→ **RECORDS SUPPLIED**:

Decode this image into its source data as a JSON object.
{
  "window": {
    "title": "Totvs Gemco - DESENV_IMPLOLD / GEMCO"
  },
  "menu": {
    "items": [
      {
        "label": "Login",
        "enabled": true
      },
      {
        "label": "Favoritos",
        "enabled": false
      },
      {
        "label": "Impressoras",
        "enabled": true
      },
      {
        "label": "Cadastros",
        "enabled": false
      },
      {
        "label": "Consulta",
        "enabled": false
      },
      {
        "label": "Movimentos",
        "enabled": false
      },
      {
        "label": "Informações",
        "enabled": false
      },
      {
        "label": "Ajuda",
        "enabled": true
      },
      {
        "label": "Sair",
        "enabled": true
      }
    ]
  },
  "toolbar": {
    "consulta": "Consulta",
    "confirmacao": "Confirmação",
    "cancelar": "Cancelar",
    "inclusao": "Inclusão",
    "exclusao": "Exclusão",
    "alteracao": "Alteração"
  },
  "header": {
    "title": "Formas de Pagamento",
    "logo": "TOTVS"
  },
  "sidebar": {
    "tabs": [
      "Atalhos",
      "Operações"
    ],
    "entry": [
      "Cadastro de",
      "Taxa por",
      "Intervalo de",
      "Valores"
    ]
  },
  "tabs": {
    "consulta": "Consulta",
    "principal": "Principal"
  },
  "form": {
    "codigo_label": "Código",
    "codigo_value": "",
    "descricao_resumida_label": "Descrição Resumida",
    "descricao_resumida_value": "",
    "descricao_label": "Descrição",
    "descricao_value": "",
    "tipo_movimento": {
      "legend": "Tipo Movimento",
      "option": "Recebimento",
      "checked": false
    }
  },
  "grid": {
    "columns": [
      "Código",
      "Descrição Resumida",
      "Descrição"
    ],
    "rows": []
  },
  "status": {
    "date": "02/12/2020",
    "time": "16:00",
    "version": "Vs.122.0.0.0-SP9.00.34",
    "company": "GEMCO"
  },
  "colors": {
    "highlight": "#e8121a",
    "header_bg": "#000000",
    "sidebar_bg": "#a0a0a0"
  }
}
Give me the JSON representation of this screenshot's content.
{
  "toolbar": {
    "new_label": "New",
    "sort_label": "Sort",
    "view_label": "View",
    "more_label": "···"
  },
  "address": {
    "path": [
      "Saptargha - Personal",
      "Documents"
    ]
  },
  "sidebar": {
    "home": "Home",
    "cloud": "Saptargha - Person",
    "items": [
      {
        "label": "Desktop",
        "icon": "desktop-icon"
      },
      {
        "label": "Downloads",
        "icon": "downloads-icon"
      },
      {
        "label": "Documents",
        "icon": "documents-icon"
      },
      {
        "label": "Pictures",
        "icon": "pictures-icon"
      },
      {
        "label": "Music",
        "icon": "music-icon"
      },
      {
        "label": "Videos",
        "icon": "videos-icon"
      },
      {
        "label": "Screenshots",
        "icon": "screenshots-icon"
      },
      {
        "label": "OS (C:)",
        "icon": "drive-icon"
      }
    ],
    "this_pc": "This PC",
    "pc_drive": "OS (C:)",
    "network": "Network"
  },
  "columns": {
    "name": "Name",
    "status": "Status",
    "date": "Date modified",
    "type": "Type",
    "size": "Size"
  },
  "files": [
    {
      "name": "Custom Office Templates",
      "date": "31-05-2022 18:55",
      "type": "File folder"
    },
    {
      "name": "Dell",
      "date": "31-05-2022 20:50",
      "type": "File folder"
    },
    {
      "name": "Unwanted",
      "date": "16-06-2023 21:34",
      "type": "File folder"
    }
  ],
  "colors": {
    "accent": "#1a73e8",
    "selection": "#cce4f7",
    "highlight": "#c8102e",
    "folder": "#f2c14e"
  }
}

→ **WORK REQUIRED**: The entries above must be returned exactly.

→ **REPLY TO THE EXERCISE**:
Decode this image into its source data as a JSON object.
{
  "window": {
    "title": "Totvs Gemco - DESENV_IMPLOLD / GEMCO"
  },
  "menu": {
    "items": [
      {
        "label": "Login",
        "enabled": true
      },
      {
        "label": "Favoritos",
        "enabled": false
      },
      {
        "label": "Impressoras",
        "enabled": true
      },
      {
        "label": "Cadastros",
        "enabled": false
      },
      {
        "label": "Consulta",
        "enabled": false
      },
      {
        "label": "Movimentos",
        "enabled": false
      },
      {
        "label": "Informações",
        "enabled": false
      },
      {
        "label": "Ajuda",
        "enabled": true
      },
      {
        "label": "Sair",
        "enabled": true
      }
    ]
  },
  "toolbar": {
    "consulta": "Consulta",
    "confirmacao": "Confirmação",
    "cancelar": "Cancelar",
    "inclusao": "Inclusão",
    "exclusao": "Exclusão",
    "alteracao": "Alteração"
  },
  "header": {
    "title": "Formas de Pagamento",
    "logo": "TOTVS"
  },
  "sidebar": {
    "tabs": [
      "Atalhos",
      "Operações"
    ],
    "entry": [
      "Cadastro de",
      "Taxa por",
      "Intervalo de",
      "Valores"
    ]
  },
  "tabs": {
    "consulta": "Consulta",
    "principal": "Principal"
  },
  "form": {
    "codigo_label": "Código",
    "codigo_value": "",
    "descricao_resumida_label": "Descrição Resumida",
    "descricao_resumida_value": "",
    "descricao_label": "Descrição",
    "descricao_value": "",
    "tipo_movimento": {
      "legend": "Tipo Movimento",
      "option": "Recebimento",
      "checked": false
    }
  },
  "grid": {
    "columns": [
      "Código",
      "Descrição Resumida",
      "Descrição"
    ],
    "rows": []
  },
  "status": {
    "date": "02/12/2020",
    "time": "16:00",
    "version": "Vs.122.0.0.0-SP9.00.34",
    "company": "GEMCO"
  },
  "colors": {
    "highlight": "#e8121a",
    "header_bg": "#000000",
    "sidebar_bg": "#a0a0a0"
  }
}
Give me the JSON representation of this screenshot's content.
{
  "toolbar": {
    "new_label": "New",
    "sort_label": "Sort",
    "view_label": "View",
    "more_label": "···"
  },
  "address": {
    "path": [
      "Saptargha - Personal",
      "Documents"
    ]
  },
  "sidebar": {
    "home": "Home",
    "cloud": "Saptargha - Person",
    "items": [
      {
        "label": "Desktop",
        "icon": "desktop-icon"
      },
      {
        "label": "Downloads",
        "icon": "downloads-icon"
      },
      {
        "label": "Documents",
        "icon": "documents-icon"
      },
      {
        "label": "Pictures",
        "icon": "pictures-icon"
      },
      {
        "label": "Music",
        "icon": "music-icon"
      },
      {
        "label": "Videos",
        "icon": "videos-icon"
      },
      {
        "label": "Screenshots",
        "icon": "screenshots-icon"
      },
      {
        "label": "OS (C:)",
        "icon": "drive-icon"
      }
    ],
    "this_pc": "This PC",
    "pc_drive": "OS (C:)",
    "network": "Network"
  },
  "columns": {
    "name": "Name",
    "status": "Status",
    "date": "Date modified",
    "type": "Type",
    "size": "Size"
  },
  "files": [
    {
      "name": "Custom Office Templates",
      "date": "31-05-2022 18:55",
      "type": "File folder"
    },
    {
      "name": "Dell",
      "date": "31-05-2022 20:50",
      "type": "File folder"
    },
    {
      "name": "Unwanted",
      "date": "16-06-2023 21:34",
      "type": "File folder"
    }
  ],
  "colors": {
    "accent": "#1a73e8",
    "selection": "#cce4f7",
    "highlight": "#c8102e",
    "folder": "#f2c14e"
  }
}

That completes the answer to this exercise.